**THE INPUT**
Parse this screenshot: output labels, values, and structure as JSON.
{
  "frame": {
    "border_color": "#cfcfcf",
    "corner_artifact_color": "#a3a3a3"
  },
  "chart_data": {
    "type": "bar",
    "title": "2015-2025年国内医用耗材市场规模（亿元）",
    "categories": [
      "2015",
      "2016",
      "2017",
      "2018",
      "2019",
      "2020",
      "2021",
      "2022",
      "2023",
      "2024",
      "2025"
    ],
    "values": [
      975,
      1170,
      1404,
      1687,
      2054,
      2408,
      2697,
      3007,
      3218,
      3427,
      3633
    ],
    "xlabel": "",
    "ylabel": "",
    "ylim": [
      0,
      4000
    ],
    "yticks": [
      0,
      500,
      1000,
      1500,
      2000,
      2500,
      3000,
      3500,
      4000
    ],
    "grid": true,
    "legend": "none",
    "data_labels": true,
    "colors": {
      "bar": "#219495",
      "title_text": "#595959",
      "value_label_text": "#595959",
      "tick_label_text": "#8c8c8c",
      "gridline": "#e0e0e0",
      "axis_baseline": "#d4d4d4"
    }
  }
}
* * *
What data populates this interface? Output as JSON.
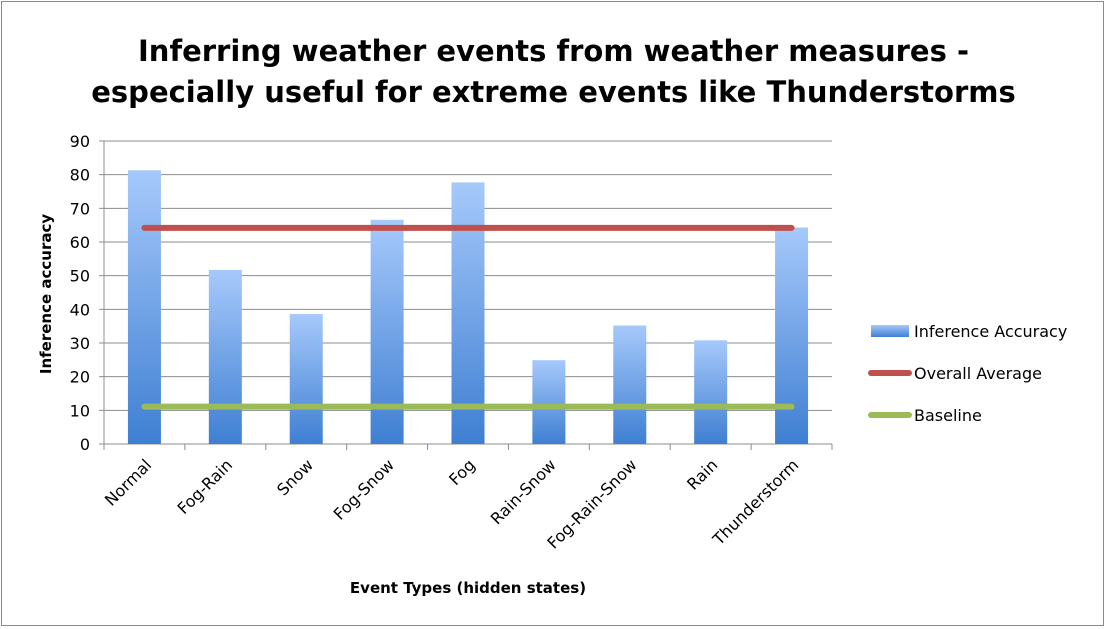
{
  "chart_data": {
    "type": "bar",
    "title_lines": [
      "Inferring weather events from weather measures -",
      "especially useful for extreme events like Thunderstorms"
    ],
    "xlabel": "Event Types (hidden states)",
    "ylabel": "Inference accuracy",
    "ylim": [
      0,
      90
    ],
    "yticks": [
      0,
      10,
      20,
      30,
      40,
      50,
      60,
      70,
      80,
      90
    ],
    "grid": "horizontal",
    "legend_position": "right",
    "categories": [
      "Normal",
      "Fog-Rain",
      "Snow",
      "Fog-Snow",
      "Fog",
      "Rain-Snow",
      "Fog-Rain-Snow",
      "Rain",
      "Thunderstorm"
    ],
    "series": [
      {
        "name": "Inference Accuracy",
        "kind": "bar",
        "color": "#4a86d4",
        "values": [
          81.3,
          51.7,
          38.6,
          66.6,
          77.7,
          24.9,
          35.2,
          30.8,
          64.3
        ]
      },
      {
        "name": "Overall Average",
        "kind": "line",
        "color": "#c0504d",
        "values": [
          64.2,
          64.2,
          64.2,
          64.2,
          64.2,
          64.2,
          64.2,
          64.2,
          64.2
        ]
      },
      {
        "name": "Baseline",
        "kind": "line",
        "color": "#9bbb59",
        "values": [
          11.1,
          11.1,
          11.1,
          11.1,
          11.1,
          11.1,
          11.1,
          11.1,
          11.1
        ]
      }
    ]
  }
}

**EXERCISE DETAILS**
Identify all lines in the records above with the word "Rain".

**FULL ANSWER**
      "Fog-Rain",
      "Rain-Snow",
      "Fog-Rain-Snow",
      "Rain",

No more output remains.